**Provided data:**
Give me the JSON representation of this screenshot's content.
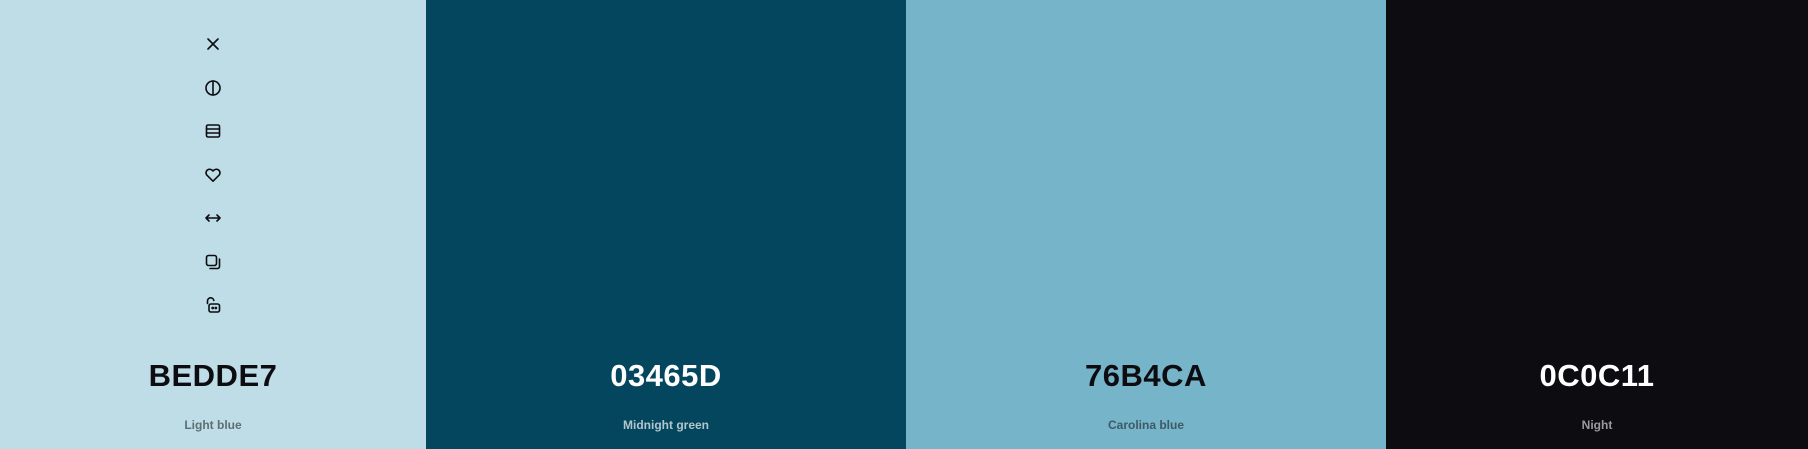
{
  "swatches": [
    {
      "hex": "BEDDE7",
      "name": "Light blue",
      "bg": "#bedde7",
      "text_color": "#0c0c11",
      "name_color": "#5e6e74"
    },
    {
      "hex": "03465D",
      "name": "Midnight green",
      "bg": "#03465d",
      "text_color": "#ffffff",
      "name_color": "#b3c6cd"
    },
    {
      "hex": "76B4CA",
      "name": "Carolina blue",
      "bg": "#76b4ca",
      "text_color": "#0c0c11",
      "name_color": "#3d5a65"
    },
    {
      "hex": "0C0C11",
      "name": "Night",
      "bg": "#0c0c11",
      "text_color": "#ffffff",
      "name_color": "#9a9aa0"
    }
  ],
  "toolbar": {
    "icons": [
      "close-icon",
      "contrast-icon",
      "shades-icon",
      "heart-icon",
      "drag-icon",
      "copy-icon",
      "unlock-icon"
    ]
  }
}
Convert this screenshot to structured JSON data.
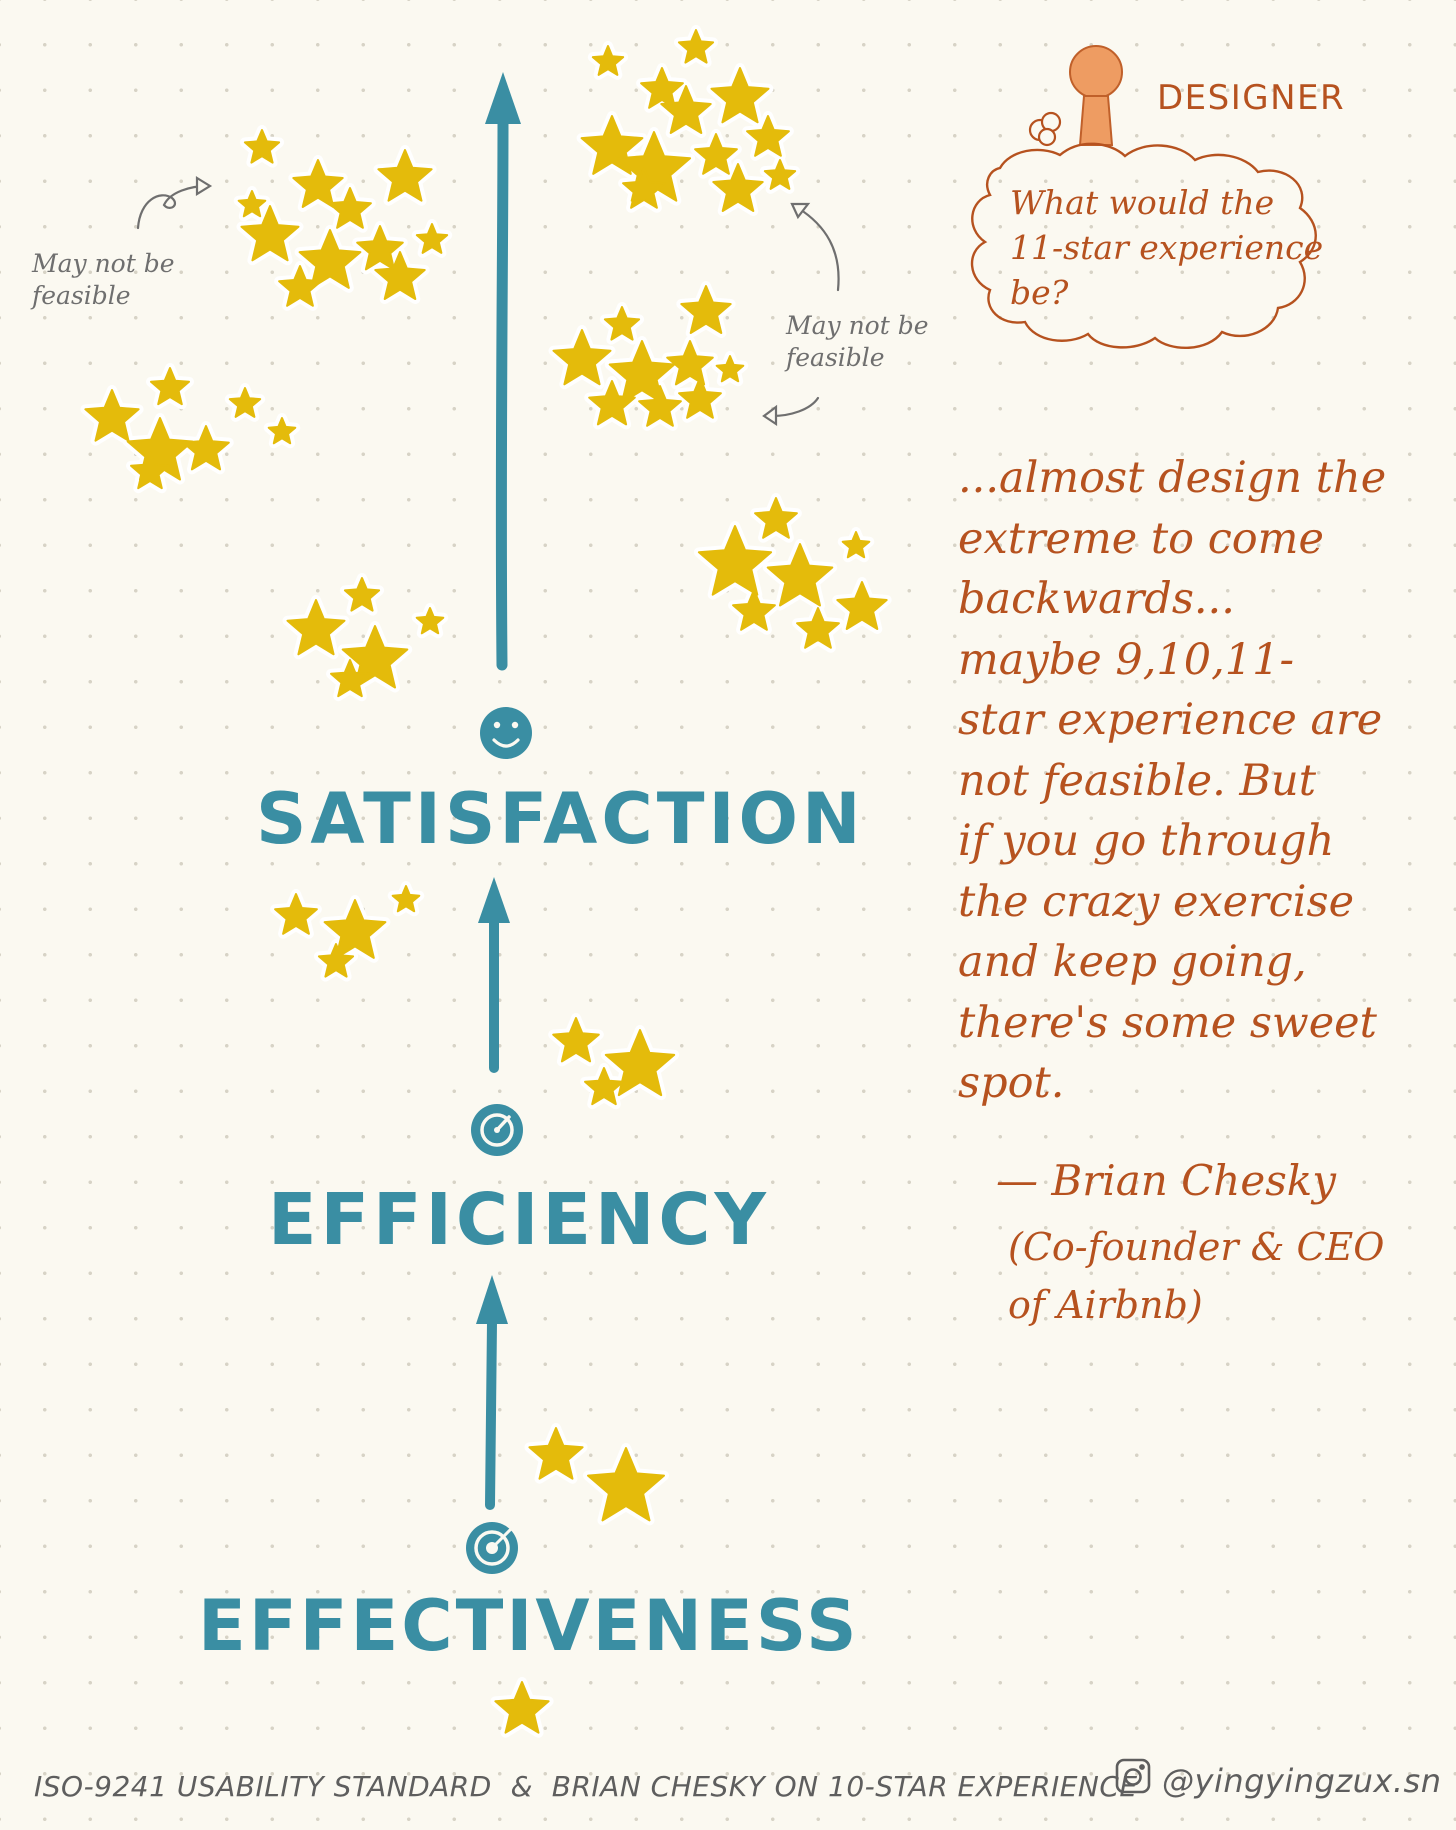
{
  "levels": {
    "satisfaction": "SATISFACTION",
    "efficiency": "EFFICIENCY",
    "effectiveness": "EFFECTIVENESS"
  },
  "notes": {
    "left": "May not be\nfeasible",
    "right": "May not be\nfeasible"
  },
  "designer": {
    "label": "DESIGNER",
    "question": "What would the\n11-star experience\nbe?"
  },
  "quote": {
    "text": "...almost design the\nextreme to come\nbackwards...\nmaybe 9,10,11-\nstar experience are\nnot feasible. But\nif you go through\nthe crazy exercise\nand keep going,\nthere's some sweet\nspot.",
    "author": "— Brian Chesky",
    "role": "(Co-founder & CEO\nof Airbnb)"
  },
  "footer": {
    "title": "ISO-9241 USABILITY STANDARD  &  BRIAN CHESKY ON 10-STAR EXPERIENCE",
    "handle": "@yingyingzux.sn"
  },
  "icons": [
    "smiley-icon",
    "gauge-icon",
    "target-icon",
    "instagram-icon",
    "star-icon",
    "person-icon"
  ],
  "colors": {
    "teal": "#3a8ea3",
    "star": "#e4bb0b",
    "brown": "#b6521f",
    "gray": "#6f6f6f",
    "person": "#ee9c62",
    "background": "#fbf9f1"
  }
}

**Aim of the task:** Beginning with the line that holds "Convert this screenshot" and ending with the last line of the material above, extract every line exactly, pictures excluded.

**Written answer:**
Convert this screenshot to structured JSON data.
{
  "levels": {
    "satisfaction": "SATISFACTION",
    "efficiency": "EFFICIENCY",
    "effectiveness": "EFFECTIVENESS"
  },
  "notes": {
    "left": "May not be\nfeasible",
    "right": "May not be\nfeasible"
  },
  "designer": {
    "label": "DESIGNER",
    "question": "What would the\n11-star experience\nbe?"
  },
  "quote": {
    "text": "...almost design the\nextreme to come\nbackwards...\nmaybe 9,10,11-\nstar experience are\nnot feasible. But\nif you go through\nthe crazy exercise\nand keep going,\nthere's some sweet\nspot.",
    "author": "— Brian Chesky",
    "role": "(Co-founder & CEO\nof Airbnb)"
  },
  "footer": {
    "title": "ISO-9241 USABILITY STANDARD  &  BRIAN CHESKY ON 10-STAR EXPERIENCE",
    "handle": "@yingyingzux.sn"
  },
  "icons": [
    "smiley-icon",
    "gauge-icon",
    "target-icon",
    "instagram-icon",
    "star-icon",
    "person-icon"
  ],
  "colors": {
    "teal": "#3a8ea3",
    "star": "#e4bb0b",
    "brown": "#b6521f",
    "gray": "#6f6f6f",
    "person": "#ee9c62",
    "background": "#fbf9f1"
  }
}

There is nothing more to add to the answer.